Rows from a figure dataset:
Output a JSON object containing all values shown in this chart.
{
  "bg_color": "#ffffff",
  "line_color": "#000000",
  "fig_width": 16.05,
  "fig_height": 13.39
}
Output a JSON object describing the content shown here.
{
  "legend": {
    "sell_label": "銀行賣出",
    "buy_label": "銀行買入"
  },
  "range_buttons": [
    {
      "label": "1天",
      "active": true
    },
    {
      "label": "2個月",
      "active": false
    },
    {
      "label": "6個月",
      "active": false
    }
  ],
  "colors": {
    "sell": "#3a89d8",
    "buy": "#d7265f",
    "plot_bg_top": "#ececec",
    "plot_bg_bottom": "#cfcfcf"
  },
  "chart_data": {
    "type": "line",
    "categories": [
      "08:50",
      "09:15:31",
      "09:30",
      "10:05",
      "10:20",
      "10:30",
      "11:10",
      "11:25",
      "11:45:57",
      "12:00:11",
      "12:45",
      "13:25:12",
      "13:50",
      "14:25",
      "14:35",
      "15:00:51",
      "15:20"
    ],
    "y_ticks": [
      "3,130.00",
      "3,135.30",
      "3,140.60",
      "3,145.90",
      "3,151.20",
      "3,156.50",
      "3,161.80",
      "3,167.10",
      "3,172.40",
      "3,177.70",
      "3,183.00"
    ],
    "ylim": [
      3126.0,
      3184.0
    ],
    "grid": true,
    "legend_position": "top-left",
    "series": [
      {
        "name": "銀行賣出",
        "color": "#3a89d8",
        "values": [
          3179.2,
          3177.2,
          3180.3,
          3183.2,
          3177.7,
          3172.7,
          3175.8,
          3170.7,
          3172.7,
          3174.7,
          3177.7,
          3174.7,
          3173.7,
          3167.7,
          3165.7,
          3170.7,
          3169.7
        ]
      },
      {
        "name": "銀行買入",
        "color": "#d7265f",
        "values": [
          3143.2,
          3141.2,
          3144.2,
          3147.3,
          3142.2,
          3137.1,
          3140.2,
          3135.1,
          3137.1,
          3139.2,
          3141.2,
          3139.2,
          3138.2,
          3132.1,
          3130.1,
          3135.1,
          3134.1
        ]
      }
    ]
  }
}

| REQUIREMENTS |
Would you write down every record again, exactly?

| FINAL RESULT |
Output a JSON object containing all values shown in this chart.
{
  "bg_color": "#ffffff",
  "line_color": "#000000",
  "fig_width": 16.05,
  "fig_height": 13.39
}
Output a JSON object describing the content shown here.
{
  "legend": {
    "sell_label": "銀行賣出",
    "buy_label": "銀行買入"
  },
  "range_buttons": [
    {
      "label": "1天",
      "active": true
    },
    {
      "label": "2個月",
      "active": false
    },
    {
      "label": "6個月",
      "active": false
    }
  ],
  "colors": {
    "sell": "#3a89d8",
    "buy": "#d7265f",
    "plot_bg_top": "#ececec",
    "plot_bg_bottom": "#cfcfcf"
  },
  "chart_data": {
    "type": "line",
    "categories": [
      "08:50",
      "09:15:31",
      "09:30",
      "10:05",
      "10:20",
      "10:30",
      "11:10",
      "11:25",
      "11:45:57",
      "12:00:11",
      "12:45",
      "13:25:12",
      "13:50",
      "14:25",
      "14:35",
      "15:00:51",
      "15:20"
    ],
    "y_ticks": [
      "3,130.00",
      "3,135.30",
      "3,140.60",
      "3,145.90",
      "3,151.20",
      "3,156.50",
      "3,161.80",
      "3,167.10",
      "3,172.40",
      "3,177.70",
      "3,183.00"
    ],
    "ylim": [
      3126.0,
      3184.0
    ],
    "grid": true,
    "legend_position": "top-left",
    "series": [
      {
        "name": "銀行賣出",
        "color": "#3a89d8",
        "values": [
          3179.2,
          3177.2,
          3180.3,
          3183.2,
          3177.7,
          3172.7,
          3175.8,
          3170.7,
          3172.7,
          3174.7,
          3177.7,
          3174.7,
          3173.7,
          3167.7,
          3165.7,
          3170.7,
          3169.7
        ]
      },
      {
        "name": "銀行買入",
        "color": "#d7265f",
        "values": [
          3143.2,
          3141.2,
          3144.2,
          3147.3,
          3142.2,
          3137.1,
          3140.2,
          3135.1,
          3137.1,
          3139.2,
          3141.2,
          3139.2,
          3138.2,
          3132.1,
          3130.1,
          3135.1,
          3134.1
        ]
      }
    ]
  }
}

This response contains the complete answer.